__WHAT YOU SHOULD DO__.
Find each line with "volume" and copy it.

______________________________

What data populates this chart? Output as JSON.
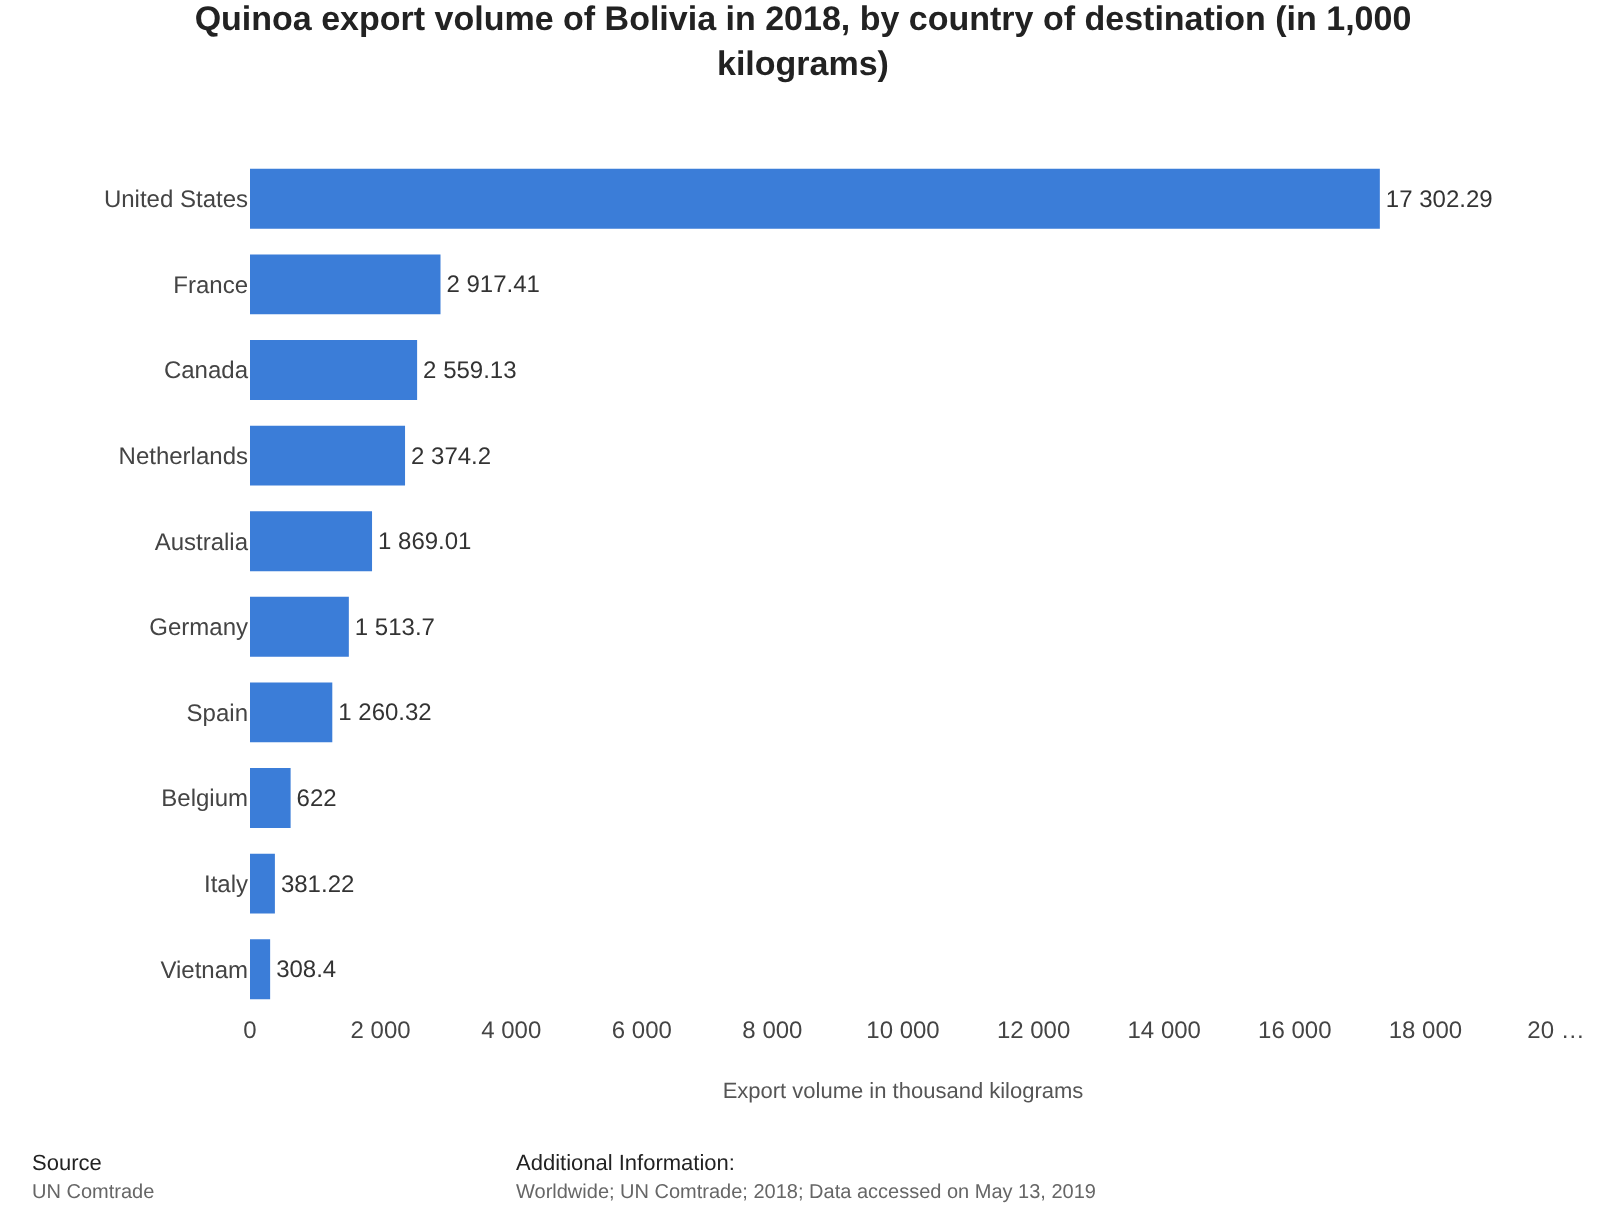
{
  "chart_data": {
    "type": "bar",
    "orientation": "horizontal",
    "title": "Quinoa export volume of Bolivia in 2018, by country of destination (in 1,000 kilograms)",
    "xlabel": "Export volume in thousand kilograms",
    "categories": [
      "United States",
      "France",
      "Canada",
      "Netherlands",
      "Australia",
      "Germany",
      "Spain",
      "Belgium",
      "Italy",
      "Vietnam"
    ],
    "values": [
      17302.29,
      2917.41,
      2559.13,
      2374.2,
      1869.01,
      1513.7,
      1260.32,
      622,
      381.22,
      308.4
    ],
    "value_labels": [
      "17 302.29",
      "2 917.41",
      "2 559.13",
      "2 374.2",
      "1 869.01",
      "1 513.7",
      "1 260.32",
      "622",
      "381.22",
      "308.4"
    ],
    "color": "#3b7dd8",
    "xlim": [
      0,
      20000
    ],
    "xticks": [
      {
        "value": 0,
        "label": "0"
      },
      {
        "value": 2000,
        "label": "2 000"
      },
      {
        "value": 4000,
        "label": "4 000"
      },
      {
        "value": 6000,
        "label": "6 000"
      },
      {
        "value": 8000,
        "label": "8 000"
      },
      {
        "value": 10000,
        "label": "10 000"
      },
      {
        "value": 12000,
        "label": "12 000"
      },
      {
        "value": 14000,
        "label": "14 000"
      },
      {
        "value": 16000,
        "label": "16 000"
      },
      {
        "value": 18000,
        "label": "18 000"
      },
      {
        "value": 20000,
        "label": "20 …"
      }
    ],
    "grid": false,
    "annotations": [
      "Source",
      "UN Comtrade",
      "Additional Information:",
      "Worldwide; UN Comtrade; 2018; Data accessed on May 13, 2019"
    ]
  }
}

______________________________

__SOLUTION__.
    "title": "Quinoa export volume of Bolivia in 2018, by country of destination (in 1,000 kilograms)",
    "xlabel": "Export volume in thousand kilograms",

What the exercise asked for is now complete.